--- Objective ---
Retype the material below. Keep every word exactly as it is.

Stored dataset items:
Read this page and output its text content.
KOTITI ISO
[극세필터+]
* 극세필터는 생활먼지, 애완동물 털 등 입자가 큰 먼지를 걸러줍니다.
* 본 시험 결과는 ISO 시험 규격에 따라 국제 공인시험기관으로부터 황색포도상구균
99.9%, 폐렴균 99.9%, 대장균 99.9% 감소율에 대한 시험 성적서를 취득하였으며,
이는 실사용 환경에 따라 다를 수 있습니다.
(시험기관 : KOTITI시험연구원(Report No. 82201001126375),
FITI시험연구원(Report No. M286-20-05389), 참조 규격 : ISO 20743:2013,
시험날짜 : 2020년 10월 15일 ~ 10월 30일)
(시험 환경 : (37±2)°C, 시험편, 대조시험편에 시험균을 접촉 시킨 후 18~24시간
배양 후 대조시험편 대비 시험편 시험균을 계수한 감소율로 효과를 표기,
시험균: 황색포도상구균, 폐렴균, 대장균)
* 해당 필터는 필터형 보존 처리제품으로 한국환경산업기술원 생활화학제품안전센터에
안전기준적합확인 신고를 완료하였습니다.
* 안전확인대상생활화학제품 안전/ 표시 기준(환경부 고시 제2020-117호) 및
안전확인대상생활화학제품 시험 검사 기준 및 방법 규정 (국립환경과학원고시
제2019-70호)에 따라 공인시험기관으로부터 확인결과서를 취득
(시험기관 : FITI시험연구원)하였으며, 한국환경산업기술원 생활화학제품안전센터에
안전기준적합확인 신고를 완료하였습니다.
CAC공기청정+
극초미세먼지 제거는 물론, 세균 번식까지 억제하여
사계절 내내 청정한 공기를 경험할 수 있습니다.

--- Response below ---
Read this page and output its text content.
KOTITI ISO
[극세필터+]
* 극세필터는 생활먼지, 애완동물 털 등 입자가 큰 먼지를 걸러줍니다.
* 본 시험 결과는 ISO 시험 규격에 따라 국제 공인시험기관으로부터 황색포도상구균
99.9%, 폐렴균 99.9%, 대장균 99.9% 감소율에 대한 시험 성적서를 취득하였으며,
이는 실사용 환경에 따라 다를 수 있습니다.
(시험기관 : KOTITI시험연구원(Report No. 82201001126375),
FITI시험연구원(Report No. M286-20-05389), 참조 규격 : ISO 20743:2013,
시험날짜 : 2020년 10월 15일 ~ 10월 30일)
(시험 환경 : (37±2)°C, 시험편, 대조시험편에 시험균을 접촉 시킨 후 18~24시간
배양 후 대조시험편 대비 시험편 시험균을 계수한 감소율로 효과를 표기,
시험균: 황색포도상구균, 폐렴균, 대장균)
* 해당 필터는 필터형 보존 처리제품으로 한국환경산업기술원 생활화학제품안전센터에
안전기준적합확인 신고를 완료하였습니다.
* 안전확인대상생활화학제품 안전/ 표시 기준(환경부 고시 제2020-117호) 및
안전확인대상생활화학제품 시험 검사 기준 및 방법 규정 (국립환경과학원고시
제2019-70호)에 따라 공인시험기관으로부터 확인결과서를 취득
(시험기관 : FITI시험연구원)하였으며, 한국환경산업기술원 생활화학제품안전센터에
안전기준적합확인 신고를 완료하였습니다.
CAC공기청정+
극초미세먼지 제거는 물론, 세균 번식까지 억제하여
사계절 내내 청정한 공기를 경험할 수 있습니다.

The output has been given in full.